- _Stored records_
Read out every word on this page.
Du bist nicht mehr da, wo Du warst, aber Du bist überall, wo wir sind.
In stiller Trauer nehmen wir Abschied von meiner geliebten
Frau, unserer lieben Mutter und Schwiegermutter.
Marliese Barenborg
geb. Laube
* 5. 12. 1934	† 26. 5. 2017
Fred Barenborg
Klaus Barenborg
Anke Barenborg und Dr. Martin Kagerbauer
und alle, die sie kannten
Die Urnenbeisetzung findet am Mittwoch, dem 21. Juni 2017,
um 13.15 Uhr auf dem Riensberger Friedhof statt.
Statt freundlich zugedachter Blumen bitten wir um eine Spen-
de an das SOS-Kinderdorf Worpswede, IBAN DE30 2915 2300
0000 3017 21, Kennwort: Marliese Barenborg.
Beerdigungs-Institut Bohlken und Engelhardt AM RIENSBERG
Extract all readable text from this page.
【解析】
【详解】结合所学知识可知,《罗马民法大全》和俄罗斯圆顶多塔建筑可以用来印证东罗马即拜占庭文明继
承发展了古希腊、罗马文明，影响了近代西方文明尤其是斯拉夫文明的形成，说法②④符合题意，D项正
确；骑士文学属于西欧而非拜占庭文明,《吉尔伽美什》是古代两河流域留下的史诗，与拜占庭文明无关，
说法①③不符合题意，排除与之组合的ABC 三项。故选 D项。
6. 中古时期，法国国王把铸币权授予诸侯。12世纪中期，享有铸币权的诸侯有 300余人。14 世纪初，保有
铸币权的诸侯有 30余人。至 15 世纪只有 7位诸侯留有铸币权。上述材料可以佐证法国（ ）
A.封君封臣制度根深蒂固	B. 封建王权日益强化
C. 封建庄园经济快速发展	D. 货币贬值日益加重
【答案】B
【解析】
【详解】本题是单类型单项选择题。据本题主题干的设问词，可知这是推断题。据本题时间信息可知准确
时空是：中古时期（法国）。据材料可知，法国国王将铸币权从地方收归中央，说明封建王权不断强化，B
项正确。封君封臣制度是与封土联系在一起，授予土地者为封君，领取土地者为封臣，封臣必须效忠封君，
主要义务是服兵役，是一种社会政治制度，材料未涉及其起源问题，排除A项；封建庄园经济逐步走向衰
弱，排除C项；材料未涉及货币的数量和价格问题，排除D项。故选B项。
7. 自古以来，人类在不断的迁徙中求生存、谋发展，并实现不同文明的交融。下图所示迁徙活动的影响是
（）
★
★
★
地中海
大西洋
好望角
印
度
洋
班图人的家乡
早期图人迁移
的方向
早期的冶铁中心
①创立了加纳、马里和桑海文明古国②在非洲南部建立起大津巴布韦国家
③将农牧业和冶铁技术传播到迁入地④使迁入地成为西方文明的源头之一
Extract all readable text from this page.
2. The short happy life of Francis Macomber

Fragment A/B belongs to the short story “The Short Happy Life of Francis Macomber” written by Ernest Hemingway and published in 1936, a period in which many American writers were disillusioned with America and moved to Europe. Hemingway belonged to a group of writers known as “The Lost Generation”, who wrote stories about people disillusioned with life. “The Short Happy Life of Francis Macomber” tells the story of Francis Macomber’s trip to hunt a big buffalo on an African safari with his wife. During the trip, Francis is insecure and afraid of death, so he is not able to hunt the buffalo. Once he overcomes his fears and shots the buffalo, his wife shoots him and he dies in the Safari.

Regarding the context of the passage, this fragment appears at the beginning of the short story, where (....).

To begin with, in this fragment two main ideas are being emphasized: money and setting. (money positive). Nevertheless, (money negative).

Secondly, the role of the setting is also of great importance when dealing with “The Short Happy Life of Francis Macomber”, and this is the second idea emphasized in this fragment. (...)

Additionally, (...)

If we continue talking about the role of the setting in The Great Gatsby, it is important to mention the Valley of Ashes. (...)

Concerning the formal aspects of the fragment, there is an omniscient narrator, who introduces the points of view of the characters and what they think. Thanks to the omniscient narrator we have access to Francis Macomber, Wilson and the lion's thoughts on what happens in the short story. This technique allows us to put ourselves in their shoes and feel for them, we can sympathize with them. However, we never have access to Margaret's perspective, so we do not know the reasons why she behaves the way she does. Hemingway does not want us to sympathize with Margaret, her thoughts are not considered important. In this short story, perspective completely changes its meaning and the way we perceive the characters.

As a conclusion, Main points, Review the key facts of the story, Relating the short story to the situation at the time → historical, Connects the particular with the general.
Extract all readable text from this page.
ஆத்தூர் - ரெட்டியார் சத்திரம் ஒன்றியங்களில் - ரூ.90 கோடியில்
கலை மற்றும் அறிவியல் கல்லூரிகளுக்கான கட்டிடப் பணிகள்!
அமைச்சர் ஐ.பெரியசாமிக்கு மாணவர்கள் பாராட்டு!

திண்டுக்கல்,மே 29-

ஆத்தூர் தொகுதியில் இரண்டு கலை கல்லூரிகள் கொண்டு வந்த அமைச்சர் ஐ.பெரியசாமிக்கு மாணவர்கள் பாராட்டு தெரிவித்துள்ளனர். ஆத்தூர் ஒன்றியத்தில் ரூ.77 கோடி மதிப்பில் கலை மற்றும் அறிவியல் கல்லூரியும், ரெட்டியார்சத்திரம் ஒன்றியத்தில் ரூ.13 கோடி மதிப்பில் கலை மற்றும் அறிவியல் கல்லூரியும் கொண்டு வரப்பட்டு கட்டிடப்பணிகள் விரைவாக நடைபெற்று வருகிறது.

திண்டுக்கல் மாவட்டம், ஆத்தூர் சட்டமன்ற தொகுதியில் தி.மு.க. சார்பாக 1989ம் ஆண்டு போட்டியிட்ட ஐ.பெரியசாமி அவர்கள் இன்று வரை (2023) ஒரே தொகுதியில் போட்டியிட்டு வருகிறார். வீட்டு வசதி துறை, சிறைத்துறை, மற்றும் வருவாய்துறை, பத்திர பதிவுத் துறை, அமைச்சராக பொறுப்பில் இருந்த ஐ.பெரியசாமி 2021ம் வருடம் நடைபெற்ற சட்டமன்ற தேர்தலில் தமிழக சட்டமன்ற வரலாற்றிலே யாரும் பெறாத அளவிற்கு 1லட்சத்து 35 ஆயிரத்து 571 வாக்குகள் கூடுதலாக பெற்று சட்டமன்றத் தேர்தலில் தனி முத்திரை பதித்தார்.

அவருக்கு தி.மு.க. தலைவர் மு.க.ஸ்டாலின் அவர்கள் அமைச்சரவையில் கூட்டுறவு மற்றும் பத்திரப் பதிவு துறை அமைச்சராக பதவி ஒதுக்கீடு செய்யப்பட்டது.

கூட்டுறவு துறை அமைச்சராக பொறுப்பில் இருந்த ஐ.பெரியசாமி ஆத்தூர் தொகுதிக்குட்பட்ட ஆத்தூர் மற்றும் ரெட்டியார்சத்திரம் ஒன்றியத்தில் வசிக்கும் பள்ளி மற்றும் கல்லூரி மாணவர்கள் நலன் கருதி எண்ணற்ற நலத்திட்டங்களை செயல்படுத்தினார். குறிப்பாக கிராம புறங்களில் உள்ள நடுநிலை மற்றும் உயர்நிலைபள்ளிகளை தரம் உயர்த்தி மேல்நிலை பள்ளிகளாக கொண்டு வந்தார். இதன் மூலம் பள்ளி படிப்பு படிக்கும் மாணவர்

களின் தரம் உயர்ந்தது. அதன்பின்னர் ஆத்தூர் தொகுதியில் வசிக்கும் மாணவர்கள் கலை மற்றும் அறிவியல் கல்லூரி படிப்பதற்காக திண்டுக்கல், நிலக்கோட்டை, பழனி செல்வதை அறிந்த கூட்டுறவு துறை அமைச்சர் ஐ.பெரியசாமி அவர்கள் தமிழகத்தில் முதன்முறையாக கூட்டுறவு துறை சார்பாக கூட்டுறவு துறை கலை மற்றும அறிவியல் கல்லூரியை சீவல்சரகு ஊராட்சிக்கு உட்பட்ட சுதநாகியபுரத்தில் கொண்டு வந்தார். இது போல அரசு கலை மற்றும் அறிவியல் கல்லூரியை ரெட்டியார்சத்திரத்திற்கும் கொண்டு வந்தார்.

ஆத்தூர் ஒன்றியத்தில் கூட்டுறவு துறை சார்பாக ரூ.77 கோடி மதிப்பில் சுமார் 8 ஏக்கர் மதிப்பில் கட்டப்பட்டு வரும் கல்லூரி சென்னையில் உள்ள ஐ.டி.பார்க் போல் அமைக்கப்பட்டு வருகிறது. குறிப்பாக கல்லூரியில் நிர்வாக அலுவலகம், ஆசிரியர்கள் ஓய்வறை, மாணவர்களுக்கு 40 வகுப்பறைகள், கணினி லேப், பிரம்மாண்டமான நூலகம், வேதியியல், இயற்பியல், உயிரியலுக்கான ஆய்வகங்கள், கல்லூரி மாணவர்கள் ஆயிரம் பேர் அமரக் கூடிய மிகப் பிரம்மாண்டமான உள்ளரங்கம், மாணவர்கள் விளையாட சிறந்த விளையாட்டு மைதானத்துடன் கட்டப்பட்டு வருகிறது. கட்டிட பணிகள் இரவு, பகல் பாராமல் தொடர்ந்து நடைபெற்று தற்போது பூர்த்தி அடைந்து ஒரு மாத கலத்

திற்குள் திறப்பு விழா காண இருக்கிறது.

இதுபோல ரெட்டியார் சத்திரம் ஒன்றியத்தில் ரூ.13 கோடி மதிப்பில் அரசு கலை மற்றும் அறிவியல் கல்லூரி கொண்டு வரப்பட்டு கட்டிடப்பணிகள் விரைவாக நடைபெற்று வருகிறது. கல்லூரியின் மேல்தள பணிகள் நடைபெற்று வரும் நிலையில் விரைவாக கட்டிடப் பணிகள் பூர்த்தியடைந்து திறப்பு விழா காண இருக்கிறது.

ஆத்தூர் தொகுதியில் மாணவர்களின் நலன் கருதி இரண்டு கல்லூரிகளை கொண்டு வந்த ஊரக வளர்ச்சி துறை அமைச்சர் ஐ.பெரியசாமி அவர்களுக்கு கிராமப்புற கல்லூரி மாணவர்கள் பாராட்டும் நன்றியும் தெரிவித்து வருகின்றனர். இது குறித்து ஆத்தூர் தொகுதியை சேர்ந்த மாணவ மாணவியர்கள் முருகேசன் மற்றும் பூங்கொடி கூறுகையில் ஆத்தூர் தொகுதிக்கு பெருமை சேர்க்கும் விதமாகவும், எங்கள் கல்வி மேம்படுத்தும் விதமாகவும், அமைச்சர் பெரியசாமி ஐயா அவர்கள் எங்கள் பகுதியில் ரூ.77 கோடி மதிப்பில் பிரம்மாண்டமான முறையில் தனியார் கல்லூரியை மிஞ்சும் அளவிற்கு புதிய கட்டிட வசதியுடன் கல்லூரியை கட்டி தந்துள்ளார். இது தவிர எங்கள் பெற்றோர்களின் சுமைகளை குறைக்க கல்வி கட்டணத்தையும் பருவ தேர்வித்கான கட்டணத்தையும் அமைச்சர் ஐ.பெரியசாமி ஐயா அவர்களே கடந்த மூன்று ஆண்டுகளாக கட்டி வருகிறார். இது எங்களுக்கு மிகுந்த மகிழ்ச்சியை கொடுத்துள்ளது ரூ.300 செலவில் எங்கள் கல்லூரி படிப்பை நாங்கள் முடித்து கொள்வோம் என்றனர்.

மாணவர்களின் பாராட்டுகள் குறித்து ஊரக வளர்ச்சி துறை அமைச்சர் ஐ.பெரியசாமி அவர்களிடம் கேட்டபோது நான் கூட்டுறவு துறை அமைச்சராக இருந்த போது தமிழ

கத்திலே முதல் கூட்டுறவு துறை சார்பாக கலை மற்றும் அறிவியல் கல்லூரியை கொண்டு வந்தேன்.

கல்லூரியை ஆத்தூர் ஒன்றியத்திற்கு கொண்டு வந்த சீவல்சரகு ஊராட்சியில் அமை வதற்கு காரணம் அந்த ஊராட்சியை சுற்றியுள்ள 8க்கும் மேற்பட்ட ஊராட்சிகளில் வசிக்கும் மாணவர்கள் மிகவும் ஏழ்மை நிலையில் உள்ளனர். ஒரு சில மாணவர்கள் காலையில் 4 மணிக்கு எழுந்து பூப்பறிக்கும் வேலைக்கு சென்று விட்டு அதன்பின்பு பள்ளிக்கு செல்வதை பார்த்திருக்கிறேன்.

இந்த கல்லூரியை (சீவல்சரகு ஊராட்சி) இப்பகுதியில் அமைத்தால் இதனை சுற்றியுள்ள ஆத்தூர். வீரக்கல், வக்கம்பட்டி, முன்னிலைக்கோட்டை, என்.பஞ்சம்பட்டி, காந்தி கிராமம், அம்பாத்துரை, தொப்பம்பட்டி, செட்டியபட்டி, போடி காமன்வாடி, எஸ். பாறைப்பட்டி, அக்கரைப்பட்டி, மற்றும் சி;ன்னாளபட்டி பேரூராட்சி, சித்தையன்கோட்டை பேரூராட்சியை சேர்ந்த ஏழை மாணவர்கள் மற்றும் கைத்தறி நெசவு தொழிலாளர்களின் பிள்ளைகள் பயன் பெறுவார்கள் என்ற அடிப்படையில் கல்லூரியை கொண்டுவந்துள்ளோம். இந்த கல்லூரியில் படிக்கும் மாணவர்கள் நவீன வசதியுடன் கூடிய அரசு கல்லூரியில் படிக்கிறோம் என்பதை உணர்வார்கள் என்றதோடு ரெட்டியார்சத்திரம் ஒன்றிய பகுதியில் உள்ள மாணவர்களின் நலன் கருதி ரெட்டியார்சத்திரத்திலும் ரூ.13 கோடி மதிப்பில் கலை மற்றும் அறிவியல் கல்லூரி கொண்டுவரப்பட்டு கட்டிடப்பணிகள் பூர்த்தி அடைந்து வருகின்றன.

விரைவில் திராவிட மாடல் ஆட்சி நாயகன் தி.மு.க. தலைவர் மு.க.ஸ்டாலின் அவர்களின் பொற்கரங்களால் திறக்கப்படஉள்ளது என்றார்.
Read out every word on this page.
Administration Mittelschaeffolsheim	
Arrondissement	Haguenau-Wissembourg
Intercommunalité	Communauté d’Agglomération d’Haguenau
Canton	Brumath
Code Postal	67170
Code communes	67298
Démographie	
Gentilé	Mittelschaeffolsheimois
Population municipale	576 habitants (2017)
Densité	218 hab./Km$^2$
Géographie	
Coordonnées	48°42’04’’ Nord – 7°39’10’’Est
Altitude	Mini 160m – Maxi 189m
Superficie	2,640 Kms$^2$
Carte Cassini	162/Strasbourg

- _Task details_
In the lines above, find each one with "role" and list it.

- _Solution below_
Secondly, the role of the setting is also of great importance when dealing with “The Short Happy Life of Francis Macomber”, and this is the second idea emphasized in this fragment. (...)
If we continue talking about the role of the setting in The Great Gatsby, it is important to mention the Valley of Ashes. (...)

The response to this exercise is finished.